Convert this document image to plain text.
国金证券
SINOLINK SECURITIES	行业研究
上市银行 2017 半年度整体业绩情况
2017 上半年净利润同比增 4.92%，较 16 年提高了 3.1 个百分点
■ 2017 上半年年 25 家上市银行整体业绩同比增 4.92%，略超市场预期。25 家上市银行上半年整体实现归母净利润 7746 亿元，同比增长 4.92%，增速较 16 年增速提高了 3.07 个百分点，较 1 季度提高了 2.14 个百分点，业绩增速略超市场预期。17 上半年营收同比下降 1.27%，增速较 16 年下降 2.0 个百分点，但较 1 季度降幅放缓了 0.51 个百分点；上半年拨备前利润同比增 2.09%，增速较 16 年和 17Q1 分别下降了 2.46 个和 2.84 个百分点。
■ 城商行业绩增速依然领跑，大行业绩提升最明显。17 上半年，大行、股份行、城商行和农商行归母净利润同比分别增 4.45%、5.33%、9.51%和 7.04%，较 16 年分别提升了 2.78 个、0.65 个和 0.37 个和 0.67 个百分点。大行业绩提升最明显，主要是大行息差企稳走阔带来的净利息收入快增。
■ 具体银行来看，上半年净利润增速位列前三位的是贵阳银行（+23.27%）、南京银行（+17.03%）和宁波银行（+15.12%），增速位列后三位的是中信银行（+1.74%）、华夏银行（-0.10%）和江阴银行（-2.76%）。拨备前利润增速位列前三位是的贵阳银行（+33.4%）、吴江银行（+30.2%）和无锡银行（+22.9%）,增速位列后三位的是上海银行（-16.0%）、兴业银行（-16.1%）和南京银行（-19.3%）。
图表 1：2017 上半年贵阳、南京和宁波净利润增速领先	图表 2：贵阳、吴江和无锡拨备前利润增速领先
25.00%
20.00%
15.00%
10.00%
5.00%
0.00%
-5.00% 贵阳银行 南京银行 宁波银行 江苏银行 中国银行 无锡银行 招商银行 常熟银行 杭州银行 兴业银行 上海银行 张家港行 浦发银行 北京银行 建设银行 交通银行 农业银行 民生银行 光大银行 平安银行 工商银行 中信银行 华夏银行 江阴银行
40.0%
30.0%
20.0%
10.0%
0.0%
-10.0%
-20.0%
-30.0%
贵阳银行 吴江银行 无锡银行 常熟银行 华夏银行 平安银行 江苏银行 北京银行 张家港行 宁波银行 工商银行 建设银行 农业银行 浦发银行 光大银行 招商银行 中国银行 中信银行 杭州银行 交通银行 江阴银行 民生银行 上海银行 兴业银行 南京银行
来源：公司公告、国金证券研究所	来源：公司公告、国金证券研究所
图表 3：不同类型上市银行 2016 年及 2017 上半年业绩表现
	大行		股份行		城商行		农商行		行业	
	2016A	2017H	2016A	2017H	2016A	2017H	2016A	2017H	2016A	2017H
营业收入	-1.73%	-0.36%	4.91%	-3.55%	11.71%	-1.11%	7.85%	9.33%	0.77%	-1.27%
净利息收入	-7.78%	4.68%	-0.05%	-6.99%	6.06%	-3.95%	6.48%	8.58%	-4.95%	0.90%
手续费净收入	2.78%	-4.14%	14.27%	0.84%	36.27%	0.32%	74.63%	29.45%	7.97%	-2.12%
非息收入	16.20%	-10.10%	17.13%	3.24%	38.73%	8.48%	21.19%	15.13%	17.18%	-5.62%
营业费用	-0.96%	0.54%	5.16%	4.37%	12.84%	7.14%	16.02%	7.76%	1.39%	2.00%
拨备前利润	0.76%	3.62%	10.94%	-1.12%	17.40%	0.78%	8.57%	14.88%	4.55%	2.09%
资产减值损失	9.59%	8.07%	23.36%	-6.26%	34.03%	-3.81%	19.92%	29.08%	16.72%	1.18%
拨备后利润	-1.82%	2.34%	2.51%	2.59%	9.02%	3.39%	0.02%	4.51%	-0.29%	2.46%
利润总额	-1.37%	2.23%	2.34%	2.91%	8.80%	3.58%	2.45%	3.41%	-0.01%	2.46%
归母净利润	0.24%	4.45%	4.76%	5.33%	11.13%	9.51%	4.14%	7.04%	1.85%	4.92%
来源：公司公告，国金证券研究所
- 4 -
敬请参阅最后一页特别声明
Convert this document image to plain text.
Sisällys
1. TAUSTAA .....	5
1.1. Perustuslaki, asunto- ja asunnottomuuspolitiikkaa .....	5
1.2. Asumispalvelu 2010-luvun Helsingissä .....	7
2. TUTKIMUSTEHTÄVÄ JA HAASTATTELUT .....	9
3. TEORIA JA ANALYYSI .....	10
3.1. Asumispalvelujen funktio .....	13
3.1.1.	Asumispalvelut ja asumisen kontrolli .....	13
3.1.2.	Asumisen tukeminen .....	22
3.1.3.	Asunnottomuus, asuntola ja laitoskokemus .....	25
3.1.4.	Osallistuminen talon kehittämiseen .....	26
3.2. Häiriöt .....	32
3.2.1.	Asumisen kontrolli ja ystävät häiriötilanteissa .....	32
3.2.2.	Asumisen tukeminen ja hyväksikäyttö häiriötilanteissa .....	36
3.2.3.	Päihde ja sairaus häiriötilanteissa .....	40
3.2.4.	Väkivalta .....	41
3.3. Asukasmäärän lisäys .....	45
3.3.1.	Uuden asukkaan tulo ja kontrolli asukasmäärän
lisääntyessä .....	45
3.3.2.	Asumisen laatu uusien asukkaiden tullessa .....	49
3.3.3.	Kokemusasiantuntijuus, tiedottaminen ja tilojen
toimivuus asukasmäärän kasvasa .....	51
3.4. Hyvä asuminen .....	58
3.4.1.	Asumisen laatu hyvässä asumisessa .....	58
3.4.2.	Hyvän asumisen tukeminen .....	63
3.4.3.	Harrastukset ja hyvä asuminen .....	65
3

◆ **What to work on**
Reproduce each entry word for word.

◆ **Response to the task**
Convert this document image to plain text.
国金证券
SINOLINK SECURITIES	行业研究
上市银行 2017 半年度整体业绩情况
2017 上半年净利润同比增 4.92%，较 16 年提高了 3.1 个百分点
■ 2017 上半年年 25 家上市银行整体业绩同比增 4.92%，略超市场预期。25 家上市银行上半年整体实现归母净利润 7746 亿元，同比增长 4.92%，增速较 16 年增速提高了 3.07 个百分点，较 1 季度提高了 2.14 个百分点，业绩增速略超市场预期。17 上半年营收同比下降 1.27%，增速较 16 年下降 2.0 个百分点，但较 1 季度降幅放缓了 0.51 个百分点；上半年拨备前利润同比增 2.09%，增速较 16 年和 17Q1 分别下降了 2.46 个和 2.84 个百分点。
■ 城商行业绩增速依然领跑，大行业绩提升最明显。17 上半年，大行、股份行、城商行和农商行归母净利润同比分别增 4.45%、5.33%、9.51%和 7.04%，较 16 年分别提升了 2.78 个、0.65 个和 0.37 个和 0.67 个百分点。大行业绩提升最明显，主要是大行息差企稳走阔带来的净利息收入快增。
■ 具体银行来看，上半年净利润增速位列前三位的是贵阳银行（+23.27%）、南京银行（+17.03%）和宁波银行（+15.12%），增速位列后三位的是中信银行（+1.74%）、华夏银行（-0.10%）和江阴银行（-2.76%）。拨备前利润增速位列前三位是的贵阳银行（+33.4%）、吴江银行（+30.2%）和无锡银行（+22.9%）,增速位列后三位的是上海银行（-16.0%）、兴业银行（-16.1%）和南京银行（-19.3%）。
图表 1：2017 上半年贵阳、南京和宁波净利润增速领先	图表 2：贵阳、吴江和无锡拨备前利润增速领先
25.00%
20.00%
15.00%
10.00%
5.00%
0.00%
-5.00% 贵阳银行 南京银行 宁波银行 江苏银行 中国银行 无锡银行 招商银行 常熟银行 杭州银行 兴业银行 上海银行 张家港行 浦发银行 北京银行 建设银行 交通银行 农业银行 民生银行 光大银行 平安银行 工商银行 中信银行 华夏银行 江阴银行
40.0%
30.0%
20.0%
10.0%
0.0%
-10.0%
-20.0%
-30.0%
贵阳银行 吴江银行 无锡银行 常熟银行 华夏银行 平安银行 江苏银行 北京银行 张家港行 宁波银行 工商银行 建设银行 农业银行 浦发银行 光大银行 招商银行 中国银行 中信银行 杭州银行 交通银行 江阴银行 民生银行 上海银行 兴业银行 南京银行
来源：公司公告、国金证券研究所	来源：公司公告、国金证券研究所
图表 3：不同类型上市银行 2016 年及 2017 上半年业绩表现
	大行		股份行		城商行		农商行		行业	
	2016A	2017H	2016A	2017H	2016A	2017H	2016A	2017H	2016A	2017H
营业收入	-1.73%	-0.36%	4.91%	-3.55%	11.71%	-1.11%	7.85%	9.33%	0.77%	-1.27%
净利息收入	-7.78%	4.68%	-0.05%	-6.99%	6.06%	-3.95%	6.48%	8.58%	-4.95%	0.90%
手续费净收入	2.78%	-4.14%	14.27%	0.84%	36.27%	0.32%	74.63%	29.45%	7.97%	-2.12%
非息收入	16.20%	-10.10%	17.13%	3.24%	38.73%	8.48%	21.19%	15.13%	17.18%	-5.62%
营业费用	-0.96%	0.54%	5.16%	4.37%	12.84%	7.14%	16.02%	7.76%	1.39%	2.00%
拨备前利润	0.76%	3.62%	10.94%	-1.12%	17.40%	0.78%	8.57%	14.88%	4.55%	2.09%
资产减值损失	9.59%	8.07%	23.36%	-6.26%	34.03%	-3.81%	19.92%	29.08%	16.72%	1.18%
拨备后利润	-1.82%	2.34%	2.51%	2.59%	9.02%	3.39%	0.02%	4.51%	-0.29%	2.46%
利润总额	-1.37%	2.23%	2.34%	2.91%	8.80%	3.58%	2.45%	3.41%	-0.01%	2.46%
归母净利润	0.24%	4.45%	4.76%	5.33%	11.13%	9.51%	4.14%	7.04%	1.85%	4.92%
来源：公司公告，国金证券研究所
- 4 -
敬请参阅最后一页特别声明
Convert this document image to plain text.
Sisällys
1. TAUSTAA .....	5
1.1. Perustuslaki, asunto- ja asunnottomuuspolitiikkaa .....	5
1.2. Asumispalvelu 2010-luvun Helsingissä .....	7
2. TUTKIMUSTEHTÄVÄ JA HAASTATTELUT .....	9
3. TEORIA JA ANALYYSI .....	10
3.1. Asumispalvelujen funktio .....	13
3.1.1.	Asumispalvelut ja asumisen kontrolli .....	13
3.1.2.	Asumisen tukeminen .....	22
3.1.3.	Asunnottomuus, asuntola ja laitoskokemus .....	25
3.1.4.	Osallistuminen talon kehittämiseen .....	26
3.2. Häiriöt .....	32
3.2.1.	Asumisen kontrolli ja ystävät häiriötilanteissa .....	32
3.2.2.	Asumisen tukeminen ja hyväksikäyttö häiriötilanteissa .....	36
3.2.3.	Päihde ja sairaus häiriötilanteissa .....	40
3.2.4.	Väkivalta .....	41
3.3. Asukasmäärän lisäys .....	45
3.3.1.	Uuden asukkaan tulo ja kontrolli asukasmäärän
lisääntyessä .....	45
3.3.2.	Asumisen laatu uusien asukkaiden tullessa .....	49
3.3.3.	Kokemusasiantuntijuus, tiedottaminen ja tilojen
toimivuus asukasmäärän kasvasa .....	51
3.4. Hyvä asuminen .....	58
3.4.1.	Asumisen laatu hyvässä asumisessa .....	58
3.4.2.	Hyvän asumisen tukeminen .....	63
3.4.3.	Harrastukset ja hyvä asuminen .....	65
3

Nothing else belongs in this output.